AIM » Your answer should be a single number: the count of lines that include the word "риск".

Saved entries »

++++

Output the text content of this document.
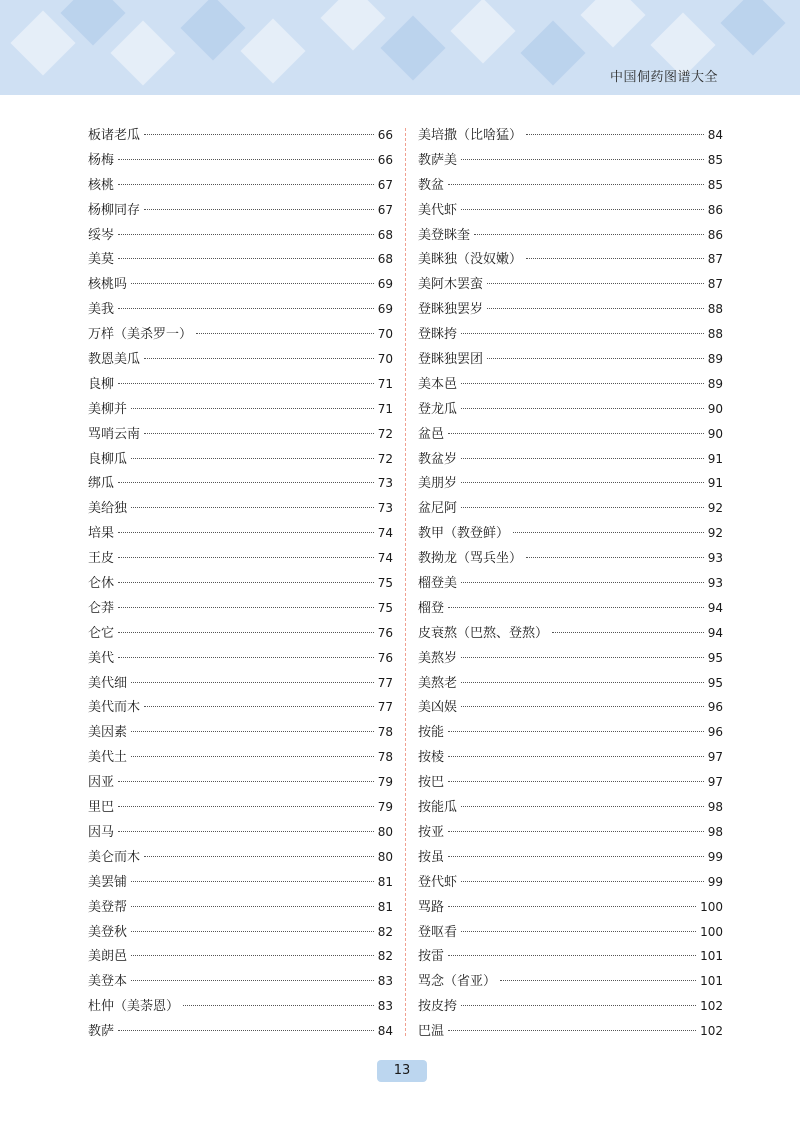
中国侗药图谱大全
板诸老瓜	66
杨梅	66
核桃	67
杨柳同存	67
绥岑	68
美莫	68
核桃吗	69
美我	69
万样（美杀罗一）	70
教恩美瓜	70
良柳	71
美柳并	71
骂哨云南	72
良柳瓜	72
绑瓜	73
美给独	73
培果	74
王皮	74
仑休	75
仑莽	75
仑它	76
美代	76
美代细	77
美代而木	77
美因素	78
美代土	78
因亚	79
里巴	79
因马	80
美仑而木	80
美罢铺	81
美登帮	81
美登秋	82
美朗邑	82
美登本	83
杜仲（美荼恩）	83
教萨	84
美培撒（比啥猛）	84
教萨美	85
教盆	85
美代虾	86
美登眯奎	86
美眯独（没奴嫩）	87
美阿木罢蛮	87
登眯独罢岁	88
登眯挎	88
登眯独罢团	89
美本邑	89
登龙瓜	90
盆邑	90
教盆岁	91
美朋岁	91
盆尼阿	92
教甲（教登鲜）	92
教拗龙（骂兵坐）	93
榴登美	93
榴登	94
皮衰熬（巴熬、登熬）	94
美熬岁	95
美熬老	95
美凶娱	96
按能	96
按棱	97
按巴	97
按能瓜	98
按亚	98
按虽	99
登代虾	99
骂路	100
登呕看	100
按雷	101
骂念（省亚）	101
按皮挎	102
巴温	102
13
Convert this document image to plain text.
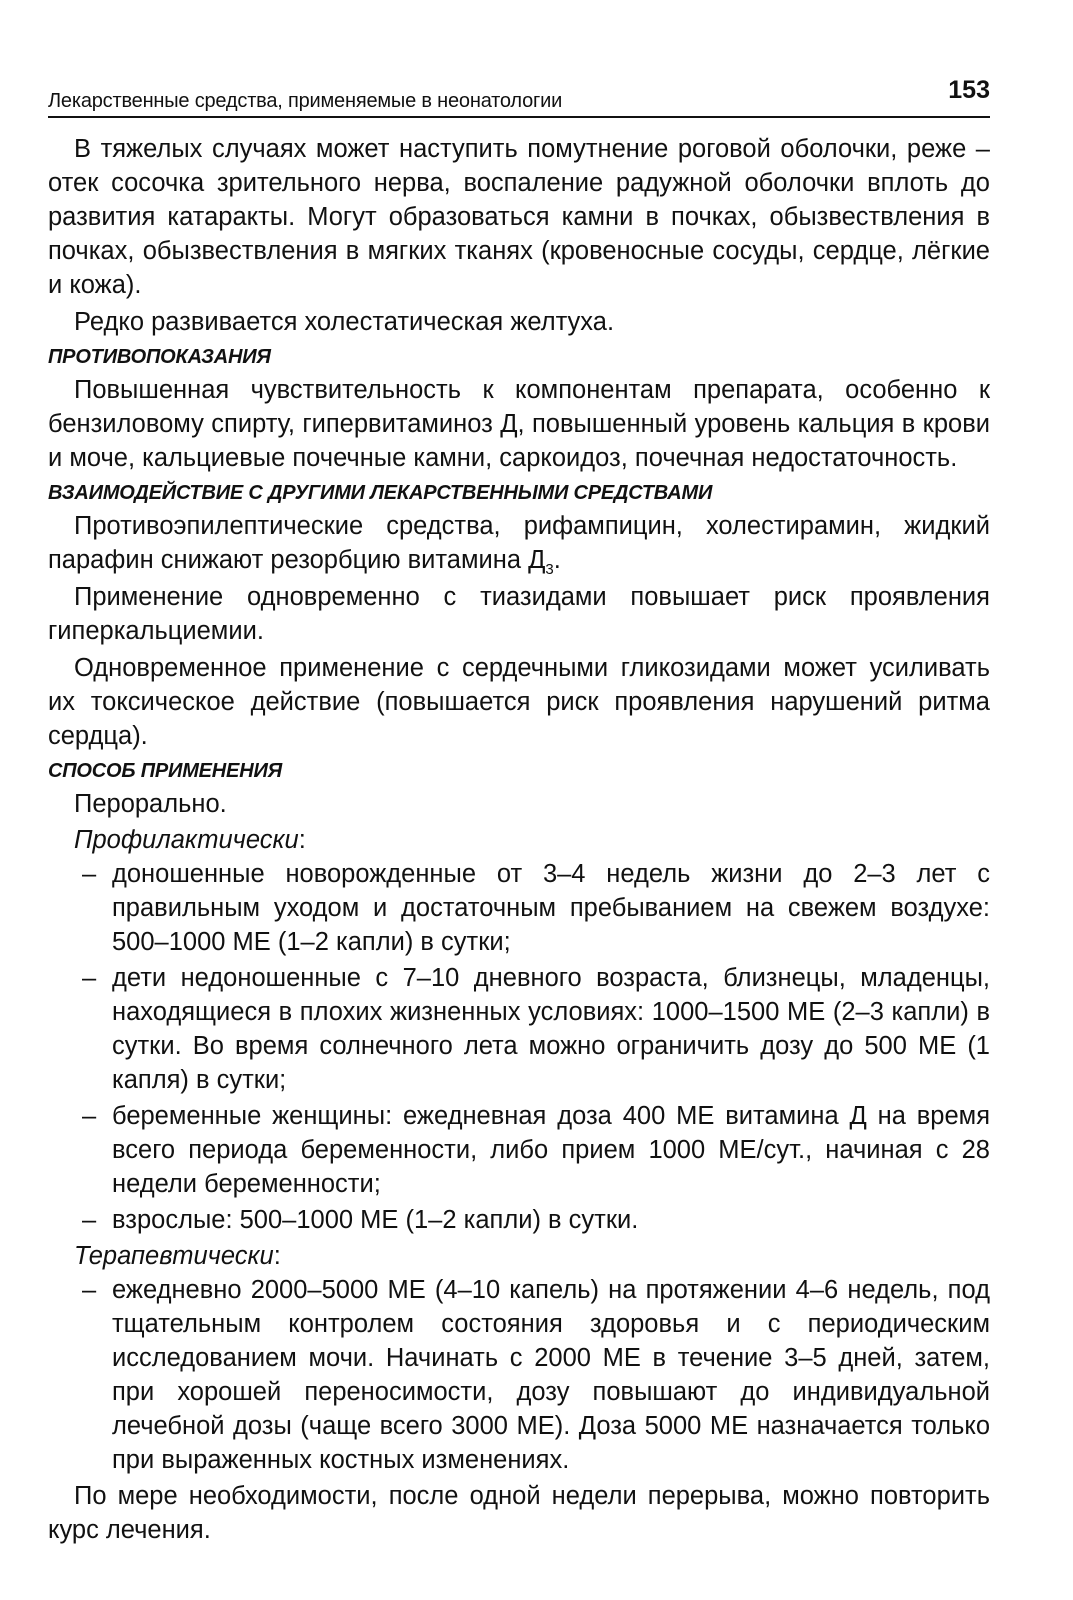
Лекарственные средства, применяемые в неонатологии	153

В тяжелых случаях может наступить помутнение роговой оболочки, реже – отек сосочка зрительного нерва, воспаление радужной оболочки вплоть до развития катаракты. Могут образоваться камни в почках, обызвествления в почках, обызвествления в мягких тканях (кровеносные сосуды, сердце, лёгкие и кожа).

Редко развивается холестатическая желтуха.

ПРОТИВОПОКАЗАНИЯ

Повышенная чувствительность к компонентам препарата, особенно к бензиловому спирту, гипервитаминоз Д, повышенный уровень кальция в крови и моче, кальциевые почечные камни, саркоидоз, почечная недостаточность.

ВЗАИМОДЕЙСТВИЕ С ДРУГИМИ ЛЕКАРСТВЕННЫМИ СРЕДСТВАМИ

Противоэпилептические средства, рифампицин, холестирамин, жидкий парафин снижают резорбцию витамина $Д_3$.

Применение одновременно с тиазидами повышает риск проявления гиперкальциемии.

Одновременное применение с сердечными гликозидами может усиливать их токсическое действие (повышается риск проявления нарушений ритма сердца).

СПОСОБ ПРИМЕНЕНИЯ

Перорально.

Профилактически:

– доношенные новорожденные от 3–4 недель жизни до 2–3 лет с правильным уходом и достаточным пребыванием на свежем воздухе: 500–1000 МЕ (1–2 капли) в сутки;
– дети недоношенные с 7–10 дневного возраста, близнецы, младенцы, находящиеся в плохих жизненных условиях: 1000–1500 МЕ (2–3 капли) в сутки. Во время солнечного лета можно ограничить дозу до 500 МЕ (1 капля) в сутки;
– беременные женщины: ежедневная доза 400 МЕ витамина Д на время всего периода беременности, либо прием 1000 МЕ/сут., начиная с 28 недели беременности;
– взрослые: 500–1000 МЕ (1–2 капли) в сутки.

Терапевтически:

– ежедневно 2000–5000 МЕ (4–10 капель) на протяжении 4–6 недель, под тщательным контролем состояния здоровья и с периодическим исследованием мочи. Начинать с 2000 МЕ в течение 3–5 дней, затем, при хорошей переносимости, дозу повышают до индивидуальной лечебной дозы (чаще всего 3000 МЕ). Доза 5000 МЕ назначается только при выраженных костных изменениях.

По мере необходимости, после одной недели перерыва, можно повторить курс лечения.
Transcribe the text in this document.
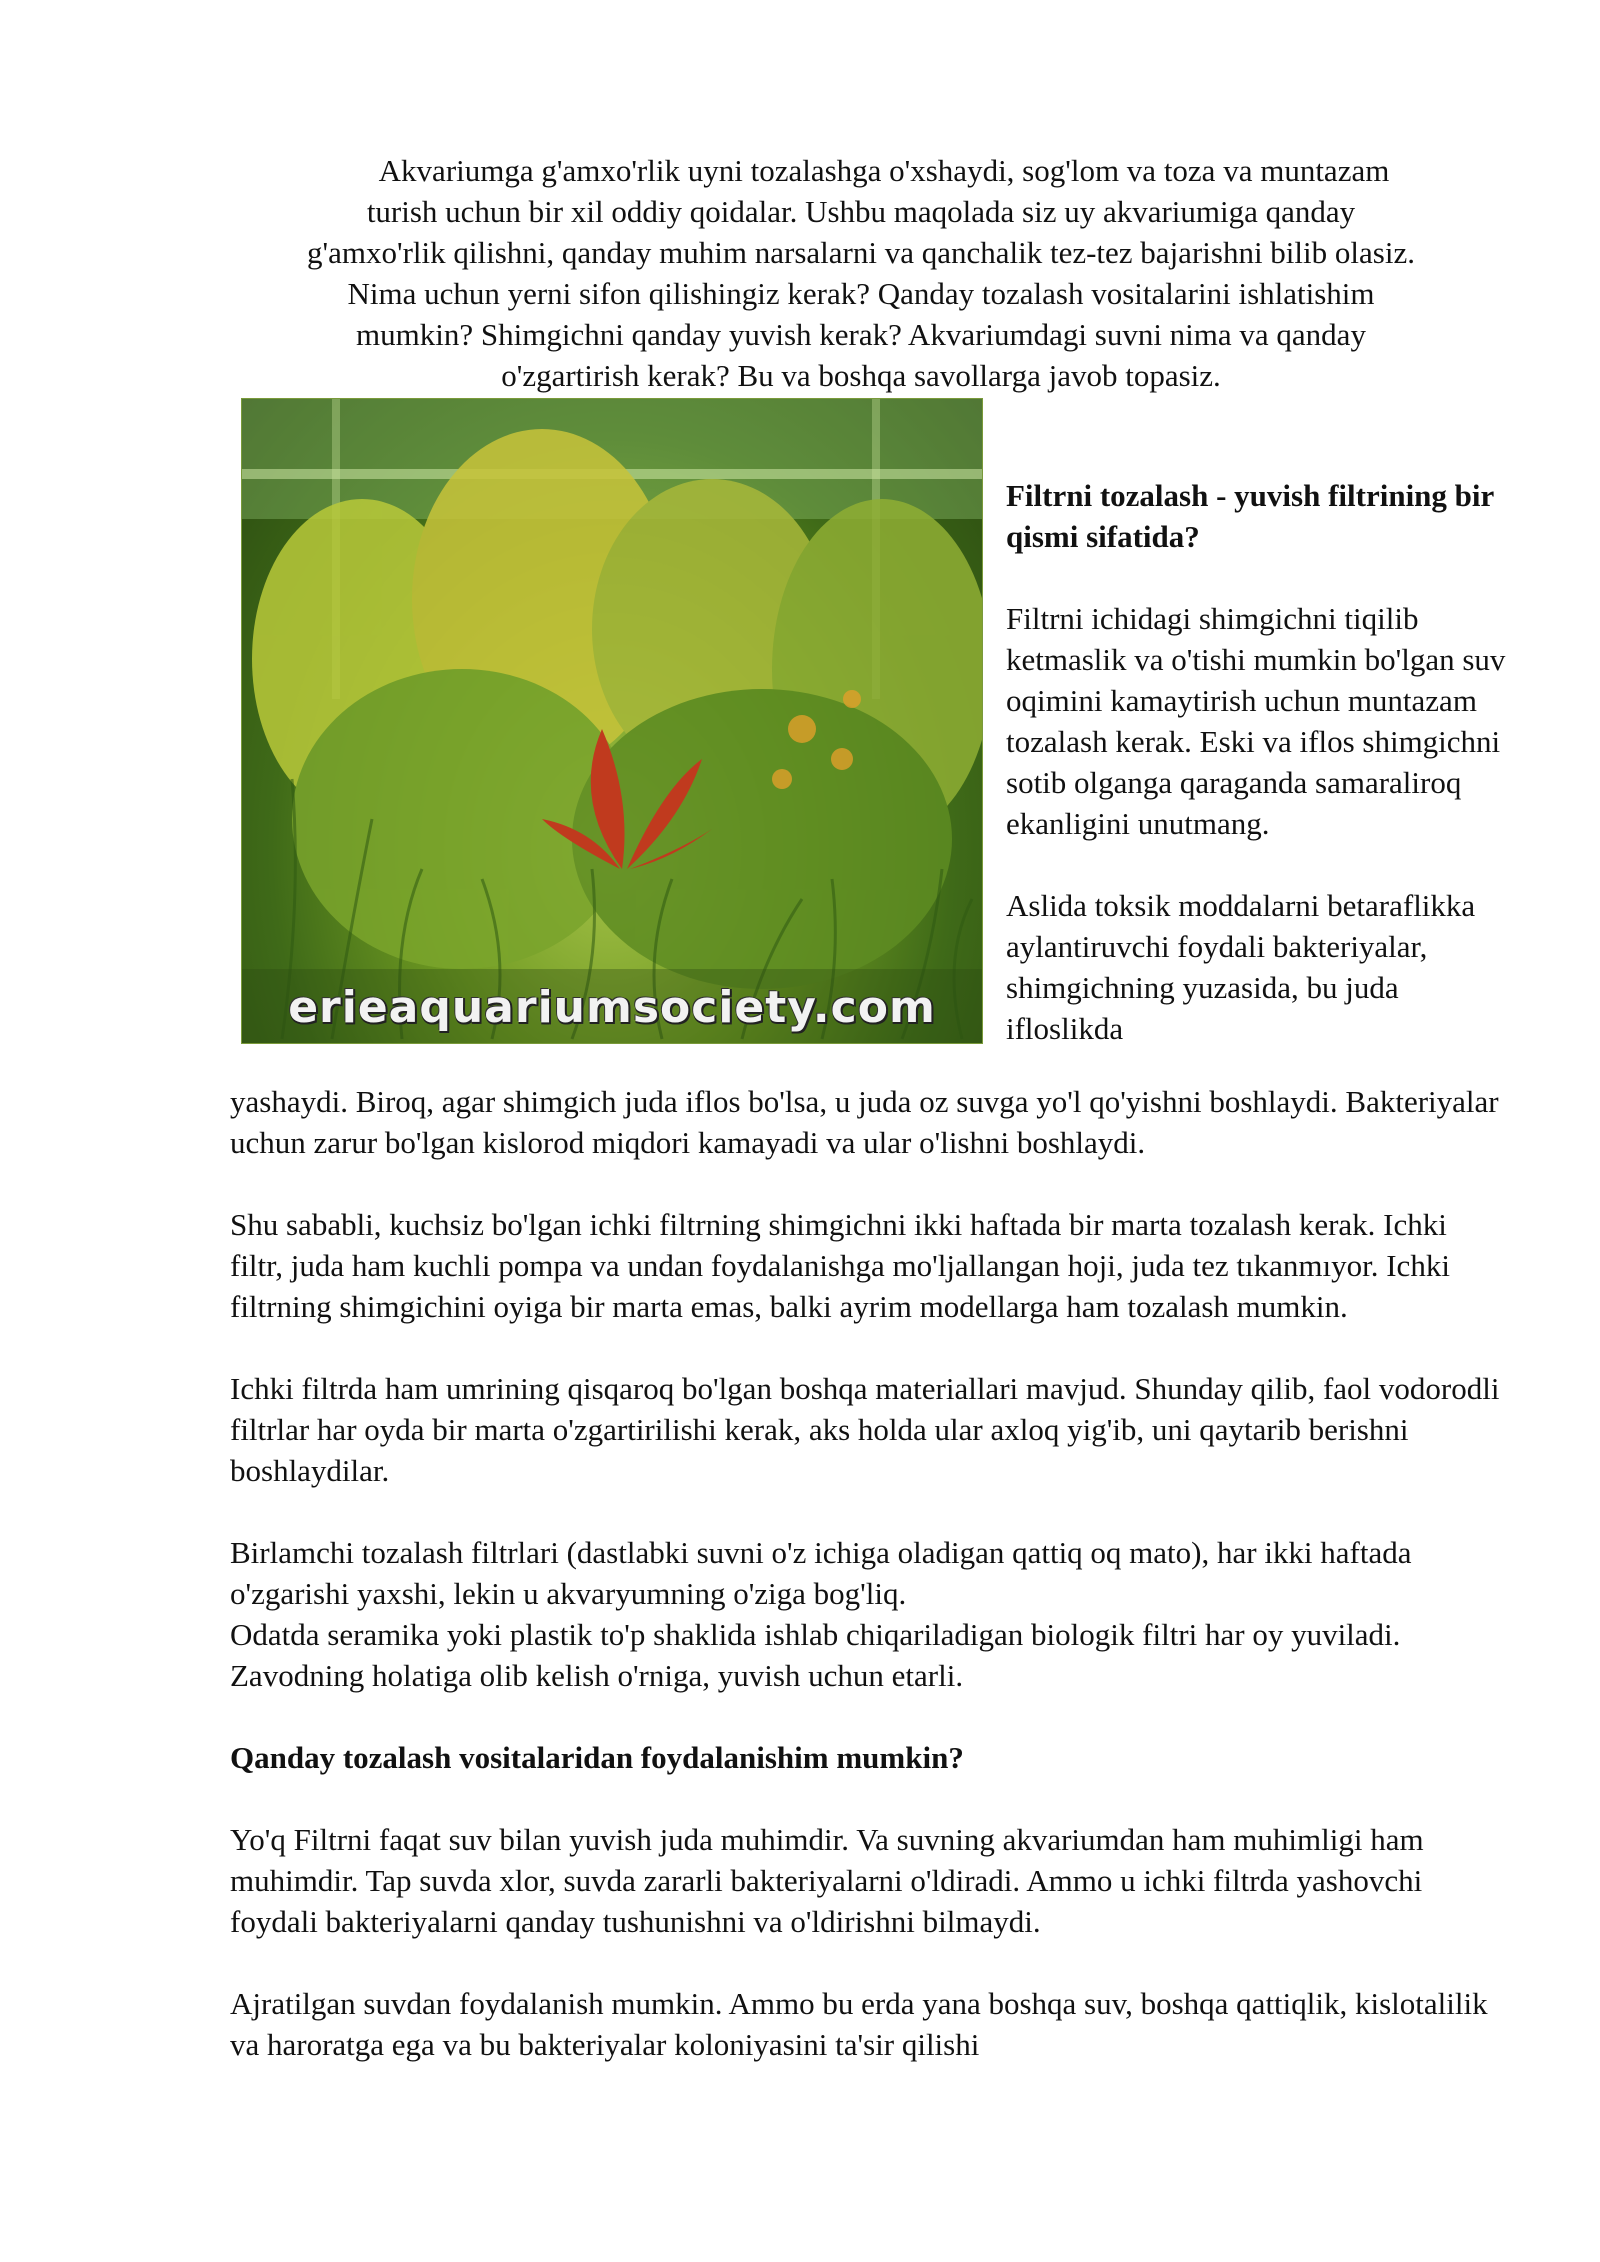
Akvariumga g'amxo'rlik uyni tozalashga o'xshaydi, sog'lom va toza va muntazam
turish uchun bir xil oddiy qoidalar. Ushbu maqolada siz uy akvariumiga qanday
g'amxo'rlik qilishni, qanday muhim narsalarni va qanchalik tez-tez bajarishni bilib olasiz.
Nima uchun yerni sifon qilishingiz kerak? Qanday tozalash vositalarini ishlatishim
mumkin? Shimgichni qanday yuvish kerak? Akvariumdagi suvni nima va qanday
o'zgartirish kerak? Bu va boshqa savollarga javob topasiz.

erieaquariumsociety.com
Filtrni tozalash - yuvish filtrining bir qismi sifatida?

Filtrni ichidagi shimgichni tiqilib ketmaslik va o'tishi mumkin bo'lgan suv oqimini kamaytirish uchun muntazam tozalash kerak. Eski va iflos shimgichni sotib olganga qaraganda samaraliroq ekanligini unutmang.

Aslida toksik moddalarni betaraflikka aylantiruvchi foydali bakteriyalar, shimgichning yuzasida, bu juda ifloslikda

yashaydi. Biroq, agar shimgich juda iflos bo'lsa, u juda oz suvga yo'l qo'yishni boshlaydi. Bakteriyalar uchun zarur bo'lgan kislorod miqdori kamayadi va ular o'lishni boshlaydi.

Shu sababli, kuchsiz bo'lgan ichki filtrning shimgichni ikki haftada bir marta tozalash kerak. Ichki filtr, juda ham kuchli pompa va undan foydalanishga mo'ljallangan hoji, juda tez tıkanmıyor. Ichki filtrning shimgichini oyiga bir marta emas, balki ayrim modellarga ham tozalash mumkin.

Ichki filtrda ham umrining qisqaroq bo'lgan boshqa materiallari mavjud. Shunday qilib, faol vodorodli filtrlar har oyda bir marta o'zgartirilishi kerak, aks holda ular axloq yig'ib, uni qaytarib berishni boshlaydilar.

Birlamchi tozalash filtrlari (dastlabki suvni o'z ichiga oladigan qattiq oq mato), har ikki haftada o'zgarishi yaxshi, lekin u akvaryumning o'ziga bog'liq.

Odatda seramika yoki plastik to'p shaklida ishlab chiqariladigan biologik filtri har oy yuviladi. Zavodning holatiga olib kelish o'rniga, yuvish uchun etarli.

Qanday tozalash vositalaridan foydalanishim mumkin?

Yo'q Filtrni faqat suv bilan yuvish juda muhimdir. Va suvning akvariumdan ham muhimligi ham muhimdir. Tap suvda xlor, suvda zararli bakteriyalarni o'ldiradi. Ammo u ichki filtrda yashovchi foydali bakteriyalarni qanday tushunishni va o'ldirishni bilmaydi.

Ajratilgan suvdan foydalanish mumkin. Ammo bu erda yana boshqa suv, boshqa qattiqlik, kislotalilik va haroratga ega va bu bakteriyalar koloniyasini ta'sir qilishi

++++

THE RESULT » 2